● **Stated goal**
Return all lines below containing the word "HelpWriting".

● **Data excerpts**
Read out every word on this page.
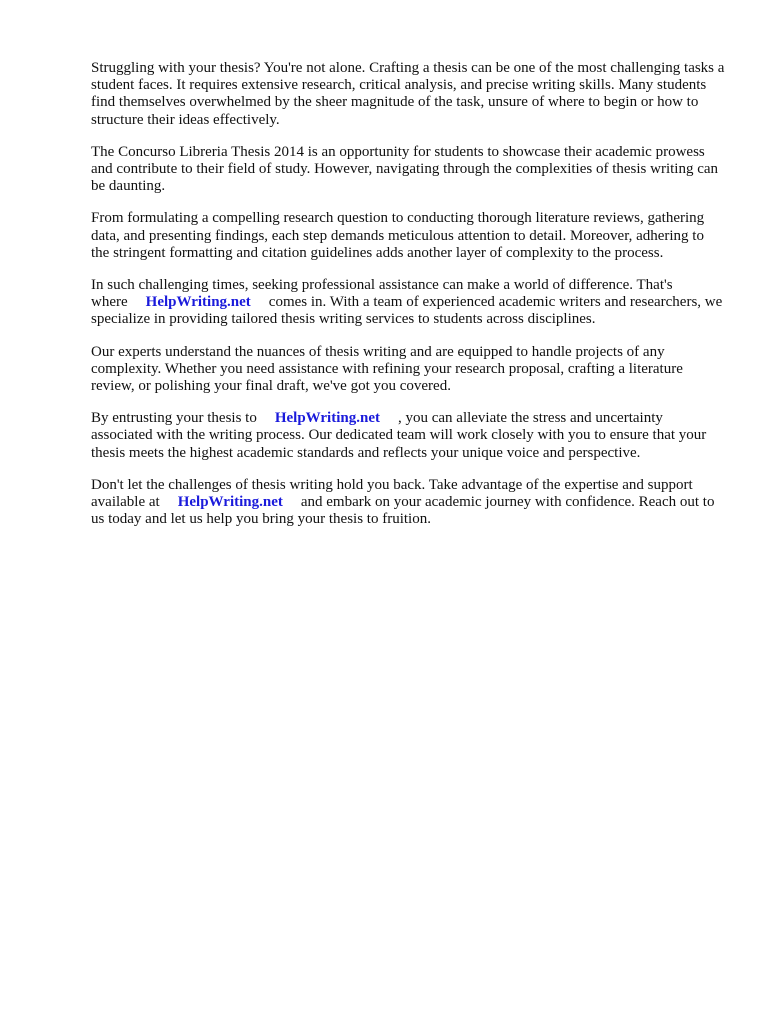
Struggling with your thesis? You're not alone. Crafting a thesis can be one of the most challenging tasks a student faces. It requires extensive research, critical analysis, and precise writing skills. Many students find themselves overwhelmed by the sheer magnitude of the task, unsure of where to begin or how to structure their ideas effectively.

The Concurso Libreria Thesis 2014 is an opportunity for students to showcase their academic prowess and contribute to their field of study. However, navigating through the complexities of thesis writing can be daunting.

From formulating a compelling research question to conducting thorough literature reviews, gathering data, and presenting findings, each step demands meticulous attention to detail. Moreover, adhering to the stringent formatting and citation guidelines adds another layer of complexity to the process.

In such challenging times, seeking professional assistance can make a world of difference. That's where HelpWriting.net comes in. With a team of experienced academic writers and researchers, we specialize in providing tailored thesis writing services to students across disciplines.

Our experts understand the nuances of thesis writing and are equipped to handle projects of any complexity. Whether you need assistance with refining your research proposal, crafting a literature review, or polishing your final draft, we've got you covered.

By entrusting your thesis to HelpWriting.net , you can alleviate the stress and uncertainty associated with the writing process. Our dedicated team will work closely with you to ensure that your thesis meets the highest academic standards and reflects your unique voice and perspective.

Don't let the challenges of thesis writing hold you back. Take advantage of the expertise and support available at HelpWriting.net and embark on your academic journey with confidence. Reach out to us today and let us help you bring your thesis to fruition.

--

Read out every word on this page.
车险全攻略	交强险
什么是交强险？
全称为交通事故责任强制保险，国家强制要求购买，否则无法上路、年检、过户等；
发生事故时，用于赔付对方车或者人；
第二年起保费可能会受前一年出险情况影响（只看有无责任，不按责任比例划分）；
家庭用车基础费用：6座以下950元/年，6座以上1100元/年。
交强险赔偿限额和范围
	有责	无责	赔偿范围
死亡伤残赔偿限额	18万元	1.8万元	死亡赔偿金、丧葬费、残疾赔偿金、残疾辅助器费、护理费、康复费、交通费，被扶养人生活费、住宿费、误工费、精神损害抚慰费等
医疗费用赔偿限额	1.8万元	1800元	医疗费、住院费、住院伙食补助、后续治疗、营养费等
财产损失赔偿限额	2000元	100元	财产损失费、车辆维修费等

...

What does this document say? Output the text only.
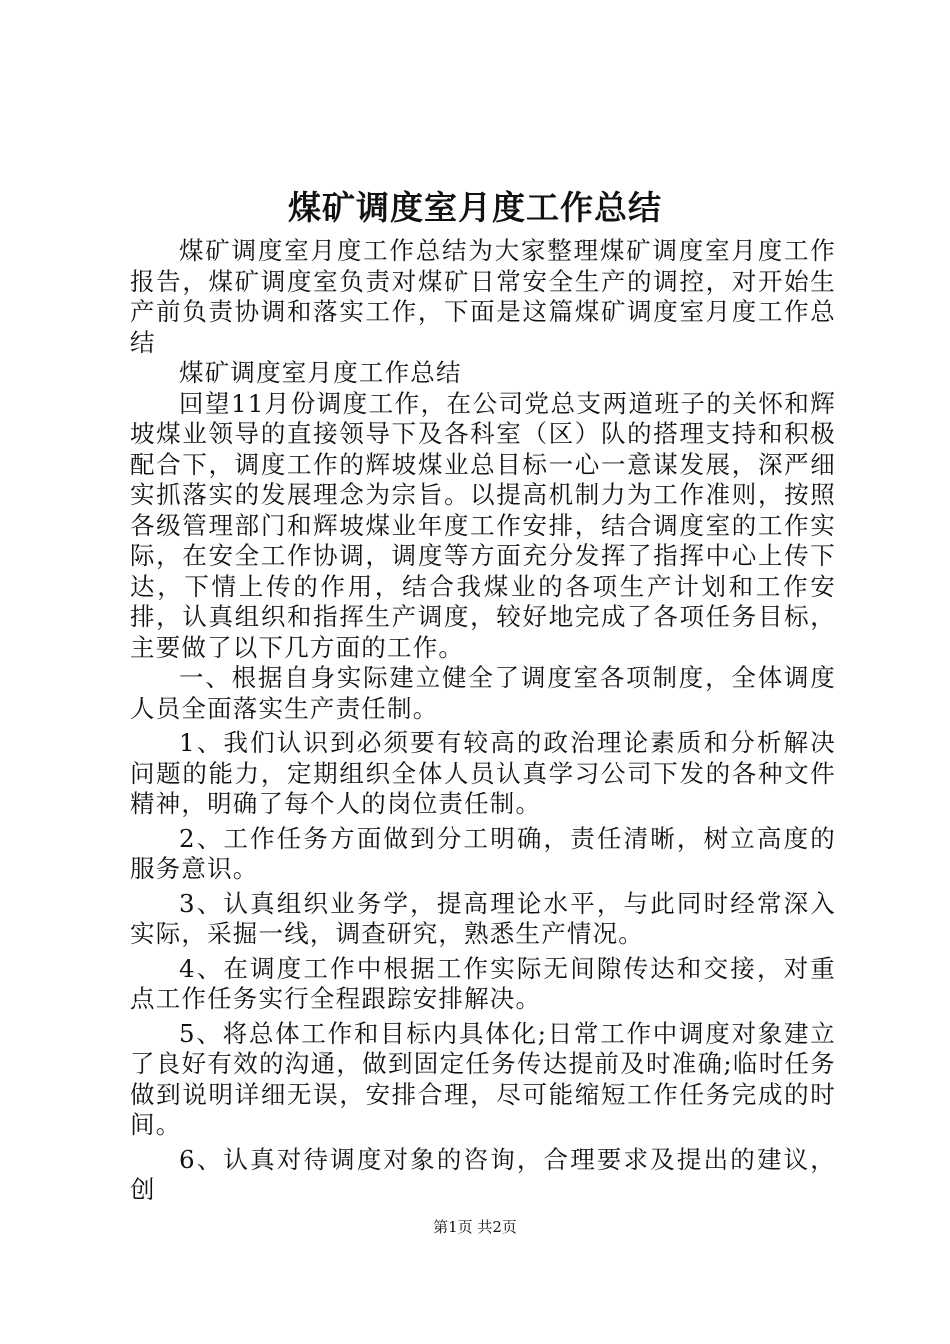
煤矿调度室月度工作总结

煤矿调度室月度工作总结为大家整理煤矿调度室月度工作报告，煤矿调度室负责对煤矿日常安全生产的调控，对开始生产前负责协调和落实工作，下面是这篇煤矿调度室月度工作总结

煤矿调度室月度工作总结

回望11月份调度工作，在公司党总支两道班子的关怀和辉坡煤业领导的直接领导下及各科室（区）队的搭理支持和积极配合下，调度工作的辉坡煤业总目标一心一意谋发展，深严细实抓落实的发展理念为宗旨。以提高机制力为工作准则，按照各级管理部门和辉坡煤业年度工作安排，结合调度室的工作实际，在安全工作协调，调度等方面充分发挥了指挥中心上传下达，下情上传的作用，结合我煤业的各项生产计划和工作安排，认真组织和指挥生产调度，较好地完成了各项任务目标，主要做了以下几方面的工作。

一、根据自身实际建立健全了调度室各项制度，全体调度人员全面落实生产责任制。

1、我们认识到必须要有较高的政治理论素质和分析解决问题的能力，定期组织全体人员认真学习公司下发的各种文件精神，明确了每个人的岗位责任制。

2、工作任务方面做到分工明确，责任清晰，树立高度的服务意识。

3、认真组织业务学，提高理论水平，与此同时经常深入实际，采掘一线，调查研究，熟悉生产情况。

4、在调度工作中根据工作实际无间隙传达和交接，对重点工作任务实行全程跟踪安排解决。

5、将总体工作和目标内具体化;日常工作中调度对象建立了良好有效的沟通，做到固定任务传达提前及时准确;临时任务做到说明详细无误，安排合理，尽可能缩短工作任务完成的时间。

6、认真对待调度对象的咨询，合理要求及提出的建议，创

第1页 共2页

● **Exercise output**
In such challenging times, seeking professional assistance can make a world of difference. That's where HelpWriting.net comes in. With a team of experienced academic writers and researchers, we specialize in providing tailored thesis writing services to students across disciplines.
By entrusting your thesis to HelpWriting.net , you can alleviate the stress and uncertainty associated with the writing process. Our dedicated team will work closely with you to ensure that your thesis meets the highest academic standards and reflects your unique voice and perspective.
Don't let the challenges of thesis writing hold you back. Take advantage of the expertise and support available at HelpWriting.net and embark on your academic journey with confidence. Reach out to us today and let us help you bring your thesis to fruition.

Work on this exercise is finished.